======== Information shown ========

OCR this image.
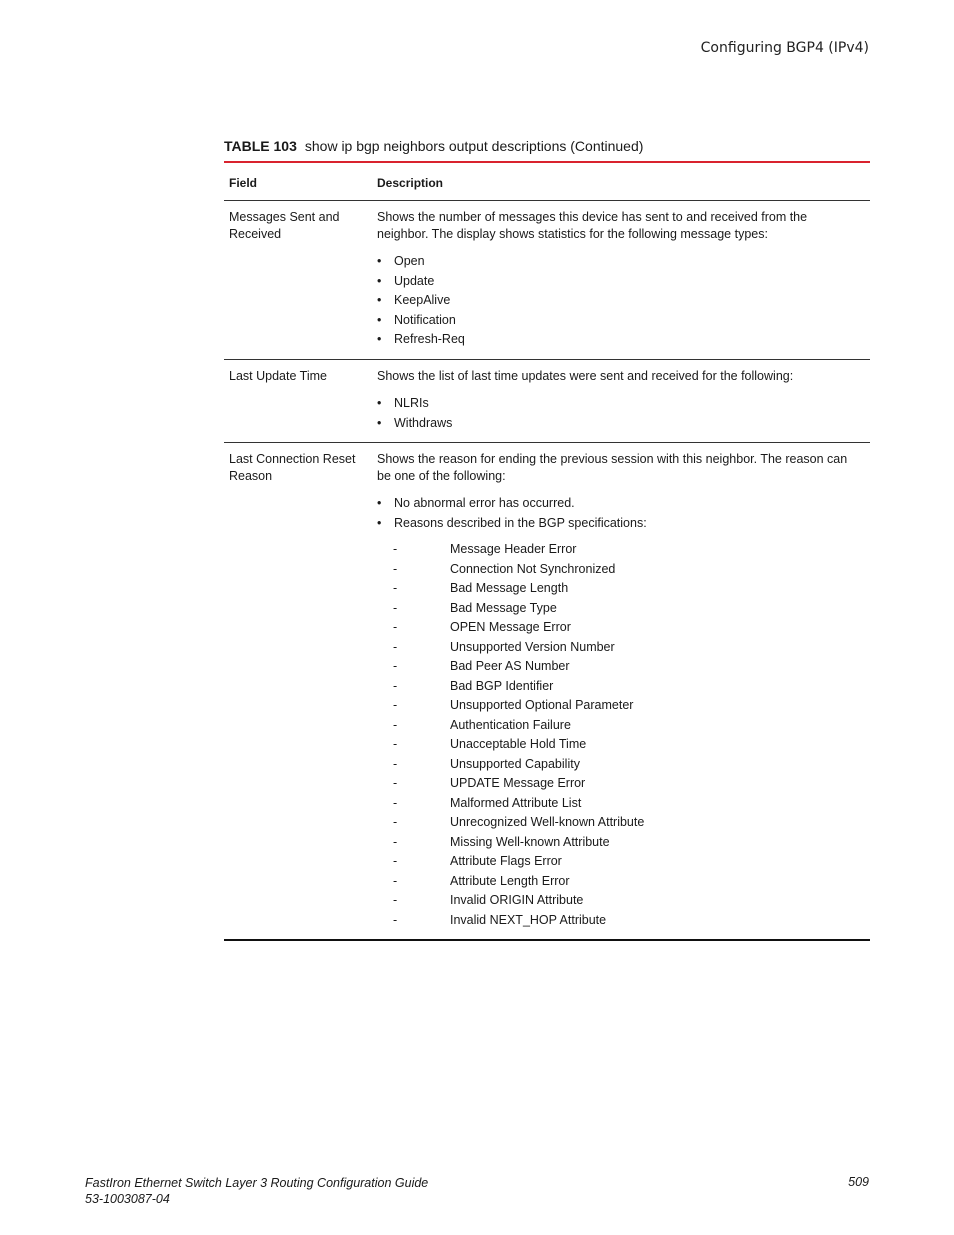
Configuring BGP4 (IPv4)
TABLE 103 show ip bgp neighbors output descriptions (Continued)
Field	Description
Messages Sent and Received

Shows the number of messages this device has sent to and received from the neighbor. The display shows statistics for the following message types:

• Open
• Update
• KeepAlive
• Notification
• Refresh-Req
Last Update Time	Shows the list of last time updates were sent and received for the following:

• NLRIs
• Withdraws
Last Connection Reset Reason

Shows the reason for ending the previous session with this neighbor. The reason can be one of the following:

• No abnormal error has occurred.
• Reasons described in the BGP specifications:
- Message Header Error
- Connection Not Synchronized
- Bad Message Length
- Bad Message Type
- OPEN Message Error
- Unsupported Version Number
- Bad Peer AS Number
- Bad BGP Identifier
- Unsupported Optional Parameter
- Authentication Failure
- Unacceptable Hold Time
- Unsupported Capability
- UPDATE Message Error
- Malformed Attribute List
- Unrecognized Well-known Attribute
- Missing Well-known Attribute
- Attribute Flags Error
- Attribute Length Error
- Invalid ORIGIN Attribute
- Invalid NEXT_HOP Attribute
FastIron Ethernet Switch Layer 3 Routing Configuration Guide
53-1003087-04
509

========

Exercise instructions: Set down the material exactly, every line of it, except for the pictures.

Reply to the task:
OCR this image.
Configuring BGP4 (IPv4)
TABLE 103 show ip bgp neighbors output descriptions (Continued)
Field	Description
Messages Sent and Received

Shows the number of messages this device has sent to and received from the neighbor. The display shows statistics for the following message types:

• Open
• Update
• KeepAlive
• Notification
• Refresh-Req
Last Update Time	Shows the list of last time updates were sent and received for the following:

• NLRIs
• Withdraws
Last Connection Reset Reason

Shows the reason for ending the previous session with this neighbor. The reason can be one of the following:

• No abnormal error has occurred.
• Reasons described in the BGP specifications:
- Message Header Error
- Connection Not Synchronized
- Bad Message Length
- Bad Message Type
- OPEN Message Error
- Unsupported Version Number
- Bad Peer AS Number
- Bad BGP Identifier
- Unsupported Optional Parameter
- Authentication Failure
- Unacceptable Hold Time
- Unsupported Capability
- UPDATE Message Error
- Malformed Attribute List
- Unrecognized Well-known Attribute
- Missing Well-known Attribute
- Attribute Flags Error
- Attribute Length Error
- Invalid ORIGIN Attribute
- Invalid NEXT_HOP Attribute
FastIron Ethernet Switch Layer 3 Routing Configuration Guide
53-1003087-04
509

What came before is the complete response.